- [Entries supplied]

-- Begin --

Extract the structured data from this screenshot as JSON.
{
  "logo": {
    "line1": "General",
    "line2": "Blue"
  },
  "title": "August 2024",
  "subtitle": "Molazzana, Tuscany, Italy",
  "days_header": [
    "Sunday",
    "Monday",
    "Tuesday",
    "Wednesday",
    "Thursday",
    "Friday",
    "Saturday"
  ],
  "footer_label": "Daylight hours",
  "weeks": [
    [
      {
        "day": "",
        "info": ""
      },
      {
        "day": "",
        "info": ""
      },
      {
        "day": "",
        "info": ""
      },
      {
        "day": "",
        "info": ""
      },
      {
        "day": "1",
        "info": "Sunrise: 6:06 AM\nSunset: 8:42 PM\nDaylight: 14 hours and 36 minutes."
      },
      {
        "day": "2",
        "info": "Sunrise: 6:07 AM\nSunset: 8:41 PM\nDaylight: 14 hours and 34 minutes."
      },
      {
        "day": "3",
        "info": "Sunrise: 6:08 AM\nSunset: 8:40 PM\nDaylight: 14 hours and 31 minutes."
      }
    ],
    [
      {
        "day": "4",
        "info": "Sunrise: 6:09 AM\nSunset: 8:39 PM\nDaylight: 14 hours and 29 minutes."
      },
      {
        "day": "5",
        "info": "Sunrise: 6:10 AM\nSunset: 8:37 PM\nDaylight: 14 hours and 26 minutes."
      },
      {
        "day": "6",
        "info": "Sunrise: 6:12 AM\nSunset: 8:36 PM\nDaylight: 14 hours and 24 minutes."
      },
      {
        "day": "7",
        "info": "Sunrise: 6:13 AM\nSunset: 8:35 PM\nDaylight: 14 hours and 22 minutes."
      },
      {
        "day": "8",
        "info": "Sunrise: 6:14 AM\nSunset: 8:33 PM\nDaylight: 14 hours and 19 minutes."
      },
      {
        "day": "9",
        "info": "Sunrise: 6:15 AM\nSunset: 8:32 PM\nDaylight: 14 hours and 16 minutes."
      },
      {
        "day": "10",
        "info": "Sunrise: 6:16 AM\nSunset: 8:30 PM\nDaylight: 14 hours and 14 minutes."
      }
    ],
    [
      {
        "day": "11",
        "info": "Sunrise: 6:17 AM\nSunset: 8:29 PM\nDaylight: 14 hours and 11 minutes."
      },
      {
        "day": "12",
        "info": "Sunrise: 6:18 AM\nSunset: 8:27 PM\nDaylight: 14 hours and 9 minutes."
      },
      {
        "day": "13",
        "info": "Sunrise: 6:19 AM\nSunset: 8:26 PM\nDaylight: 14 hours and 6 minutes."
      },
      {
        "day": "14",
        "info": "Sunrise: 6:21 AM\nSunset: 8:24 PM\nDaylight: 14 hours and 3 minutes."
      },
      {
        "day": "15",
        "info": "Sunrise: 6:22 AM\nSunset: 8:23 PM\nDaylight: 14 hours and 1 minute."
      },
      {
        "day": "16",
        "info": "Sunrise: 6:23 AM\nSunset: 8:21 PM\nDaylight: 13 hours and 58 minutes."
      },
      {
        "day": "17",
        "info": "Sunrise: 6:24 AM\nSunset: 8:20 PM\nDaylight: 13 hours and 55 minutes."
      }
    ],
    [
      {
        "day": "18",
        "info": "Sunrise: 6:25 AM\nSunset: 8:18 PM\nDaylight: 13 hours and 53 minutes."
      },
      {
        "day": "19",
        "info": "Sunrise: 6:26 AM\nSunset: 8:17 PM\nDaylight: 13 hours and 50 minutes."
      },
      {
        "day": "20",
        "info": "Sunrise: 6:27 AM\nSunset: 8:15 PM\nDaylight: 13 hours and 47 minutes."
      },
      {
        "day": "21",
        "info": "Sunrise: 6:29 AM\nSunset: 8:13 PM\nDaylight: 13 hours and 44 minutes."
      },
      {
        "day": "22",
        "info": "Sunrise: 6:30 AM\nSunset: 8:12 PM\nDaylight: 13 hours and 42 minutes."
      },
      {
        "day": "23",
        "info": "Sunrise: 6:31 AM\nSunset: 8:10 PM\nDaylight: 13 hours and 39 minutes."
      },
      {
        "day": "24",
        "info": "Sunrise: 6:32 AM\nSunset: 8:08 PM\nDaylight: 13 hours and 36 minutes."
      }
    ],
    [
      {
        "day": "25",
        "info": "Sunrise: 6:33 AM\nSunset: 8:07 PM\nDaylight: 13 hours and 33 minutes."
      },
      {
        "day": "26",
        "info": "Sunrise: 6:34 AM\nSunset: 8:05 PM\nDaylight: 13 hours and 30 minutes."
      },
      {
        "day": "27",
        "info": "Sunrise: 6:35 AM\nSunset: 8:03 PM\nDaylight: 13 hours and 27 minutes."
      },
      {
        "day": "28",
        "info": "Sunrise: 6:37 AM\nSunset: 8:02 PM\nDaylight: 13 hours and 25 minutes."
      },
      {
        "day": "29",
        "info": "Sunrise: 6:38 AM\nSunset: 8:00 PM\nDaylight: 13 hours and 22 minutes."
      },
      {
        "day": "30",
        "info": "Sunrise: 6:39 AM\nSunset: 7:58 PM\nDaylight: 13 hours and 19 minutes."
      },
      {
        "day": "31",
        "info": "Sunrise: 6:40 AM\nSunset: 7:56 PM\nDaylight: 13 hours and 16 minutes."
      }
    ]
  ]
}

-- End --

- [Aim] Give back the data above exactly as it appears.

- [Task response]
Extract the structured data from this screenshot as JSON.
{
  "logo": {
    "line1": "General",
    "line2": "Blue"
  },
  "title": "August 2024",
  "subtitle": "Molazzana, Tuscany, Italy",
  "days_header": [
    "Sunday",
    "Monday",
    "Tuesday",
    "Wednesday",
    "Thursday",
    "Friday",
    "Saturday"
  ],
  "footer_label": "Daylight hours",
  "weeks": [
    [
      {
        "day": "",
        "info": ""
      },
      {
        "day": "",
        "info": ""
      },
      {
        "day": "",
        "info": ""
      },
      {
        "day": "",
        "info": ""
      },
      {
        "day": "1",
        "info": "Sunrise: 6:06 AM\nSunset: 8:42 PM\nDaylight: 14 hours and 36 minutes."
      },
      {
        "day": "2",
        "info": "Sunrise: 6:07 AM\nSunset: 8:41 PM\nDaylight: 14 hours and 34 minutes."
      },
      {
        "day": "3",
        "info": "Sunrise: 6:08 AM\nSunset: 8:40 PM\nDaylight: 14 hours and 31 minutes."
      }
    ],
    [
      {
        "day": "4",
        "info": "Sunrise: 6:09 AM\nSunset: 8:39 PM\nDaylight: 14 hours and 29 minutes."
      },
      {
        "day": "5",
        "info": "Sunrise: 6:10 AM\nSunset: 8:37 PM\nDaylight: 14 hours and 26 minutes."
      },
      {
        "day": "6",
        "info": "Sunrise: 6:12 AM\nSunset: 8:36 PM\nDaylight: 14 hours and 24 minutes."
      },
      {
        "day": "7",
        "info": "Sunrise: 6:13 AM\nSunset: 8:35 PM\nDaylight: 14 hours and 22 minutes."
      },
      {
        "day": "8",
        "info": "Sunrise: 6:14 AM\nSunset: 8:33 PM\nDaylight: 14 hours and 19 minutes."
      },
      {
        "day": "9",
        "info": "Sunrise: 6:15 AM\nSunset: 8:32 PM\nDaylight: 14 hours and 16 minutes."
      },
      {
        "day": "10",
        "info": "Sunrise: 6:16 AM\nSunset: 8:30 PM\nDaylight: 14 hours and 14 minutes."
      }
    ],
    [
      {
        "day": "11",
        "info": "Sunrise: 6:17 AM\nSunset: 8:29 PM\nDaylight: 14 hours and 11 minutes."
      },
      {
        "day": "12",
        "info": "Sunrise: 6:18 AM\nSunset: 8:27 PM\nDaylight: 14 hours and 9 minutes."
      },
      {
        "day": "13",
        "info": "Sunrise: 6:19 AM\nSunset: 8:26 PM\nDaylight: 14 hours and 6 minutes."
      },
      {
        "day": "14",
        "info": "Sunrise: 6:21 AM\nSunset: 8:24 PM\nDaylight: 14 hours and 3 minutes."
      },
      {
        "day": "15",
        "info": "Sunrise: 6:22 AM\nSunset: 8:23 PM\nDaylight: 14 hours and 1 minute."
      },
      {
        "day": "16",
        "info": "Sunrise: 6:23 AM\nSunset: 8:21 PM\nDaylight: 13 hours and 58 minutes."
      },
      {
        "day": "17",
        "info": "Sunrise: 6:24 AM\nSunset: 8:20 PM\nDaylight: 13 hours and 55 minutes."
      }
    ],
    [
      {
        "day": "18",
        "info": "Sunrise: 6:25 AM\nSunset: 8:18 PM\nDaylight: 13 hours and 53 minutes."
      },
      {
        "day": "19",
        "info": "Sunrise: 6:26 AM\nSunset: 8:17 PM\nDaylight: 13 hours and 50 minutes."
      },
      {
        "day": "20",
        "info": "Sunrise: 6:27 AM\nSunset: 8:15 PM\nDaylight: 13 hours and 47 minutes."
      },
      {
        "day": "21",
        "info": "Sunrise: 6:29 AM\nSunset: 8:13 PM\nDaylight: 13 hours and 44 minutes."
      },
      {
        "day": "22",
        "info": "Sunrise: 6:30 AM\nSunset: 8:12 PM\nDaylight: 13 hours and 42 minutes."
      },
      {
        "day": "23",
        "info": "Sunrise: 6:31 AM\nSunset: 8:10 PM\nDaylight: 13 hours and 39 minutes."
      },
      {
        "day": "24",
        "info": "Sunrise: 6:32 AM\nSunset: 8:08 PM\nDaylight: 13 hours and 36 minutes."
      }
    ],
    [
      {
        "day": "25",
        "info": "Sunrise: 6:33 AM\nSunset: 8:07 PM\nDaylight: 13 hours and 33 minutes."
      },
      {
        "day": "26",
        "info": "Sunrise: 6:34 AM\nSunset: 8:05 PM\nDaylight: 13 hours and 30 minutes."
      },
      {
        "day": "27",
        "info": "Sunrise: 6:35 AM\nSunset: 8:03 PM\nDaylight: 13 hours and 27 minutes."
      },
      {
        "day": "28",
        "info": "Sunrise: 6:37 AM\nSunset: 8:02 PM\nDaylight: 13 hours and 25 minutes."
      },
      {
        "day": "29",
        "info": "Sunrise: 6:38 AM\nSunset: 8:00 PM\nDaylight: 13 hours and 22 minutes."
      },
      {
        "day": "30",
        "info": "Sunrise: 6:39 AM\nSunset: 7:58 PM\nDaylight: 13 hours and 19 minutes."
      },
      {
        "day": "31",
        "info": "Sunrise: 6:40 AM\nSunset: 7:56 PM\nDaylight: 13 hours and 16 minutes."
      }
    ]
  ]
}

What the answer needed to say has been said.